» Given request
Copy out all the lines exactly. Omit pictures.

» Input for this task
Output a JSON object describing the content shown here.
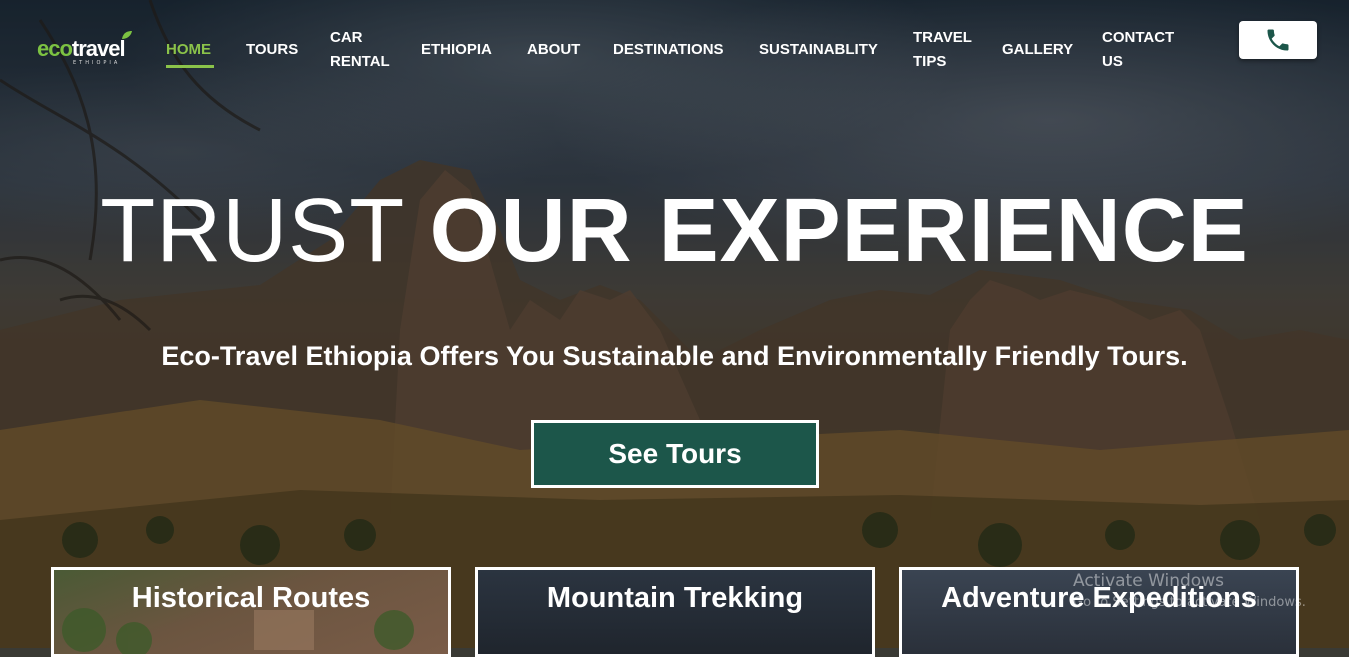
{
  "brand": {
    "logo_text_eco": "eco",
    "logo_text_travel": "travel",
    "logo_sub": "ETHIOPIA"
  },
  "nav": {
    "items": [
      {
        "label": "HOME",
        "active": true
      },
      {
        "label": "TOURS"
      },
      {
        "label": "CAR RENTAL"
      },
      {
        "label": "ETHIOPIA"
      },
      {
        "label": "ABOUT"
      },
      {
        "label": "DESTINATIONS"
      },
      {
        "label": "SUSTAINABLITY"
      },
      {
        "label": "TRAVEL TIPS"
      },
      {
        "label": "GALLERY"
      },
      {
        "label": "CONTACT US"
      }
    ],
    "phone_icon": "phone-icon"
  },
  "hero": {
    "title_light": "TRUST",
    "title_bold": "OUR EXPERIENCE",
    "subtitle": "Eco-Travel Ethiopia Offers You Sustainable and Environmentally Friendly Tours.",
    "cta_label": "See Tours"
  },
  "cards": [
    {
      "title": "Historical Routes"
    },
    {
      "title": "Mountain Trekking"
    },
    {
      "title": "Adventure Expeditions"
    }
  ],
  "watermark": {
    "line1": "Activate Windows",
    "line2": "Go to Settings to activate Windows."
  },
  "colors": {
    "accent": "#8bc34a",
    "cta_bg": "#1c564a",
    "phone_icon": "#1c564a"
  }
}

» Response
Output a JSON object describing the content shown here.
{
  "brand": {
    "logo_text_eco": "eco",
    "logo_text_travel": "travel",
    "logo_sub": "ETHIOPIA"
  },
  "nav": {
    "items": [
      {
        "label": "HOME",
        "active": true
      },
      {
        "label": "TOURS"
      },
      {
        "label": "CAR RENTAL"
      },
      {
        "label": "ETHIOPIA"
      },
      {
        "label": "ABOUT"
      },
      {
        "label": "DESTINATIONS"
      },
      {
        "label": "SUSTAINABLITY"
      },
      {
        "label": "TRAVEL TIPS"
      },
      {
        "label": "GALLERY"
      },
      {
        "label": "CONTACT US"
      }
    ],
    "phone_icon": "phone-icon"
  },
  "hero": {
    "title_light": "TRUST",
    "title_bold": "OUR EXPERIENCE",
    "subtitle": "Eco-Travel Ethiopia Offers You Sustainable and Environmentally Friendly Tours.",
    "cta_label": "See Tours"
  },
  "cards": [
    {
      "title": "Historical Routes"
    },
    {
      "title": "Mountain Trekking"
    },
    {
      "title": "Adventure Expeditions"
    }
  ],
  "watermark": {
    "line1": "Activate Windows",
    "line2": "Go to Settings to activate Windows."
  },
  "colors": {
    "accent": "#8bc34a",
    "cta_bg": "#1c564a",
    "phone_icon": "#1c564a"
  }
}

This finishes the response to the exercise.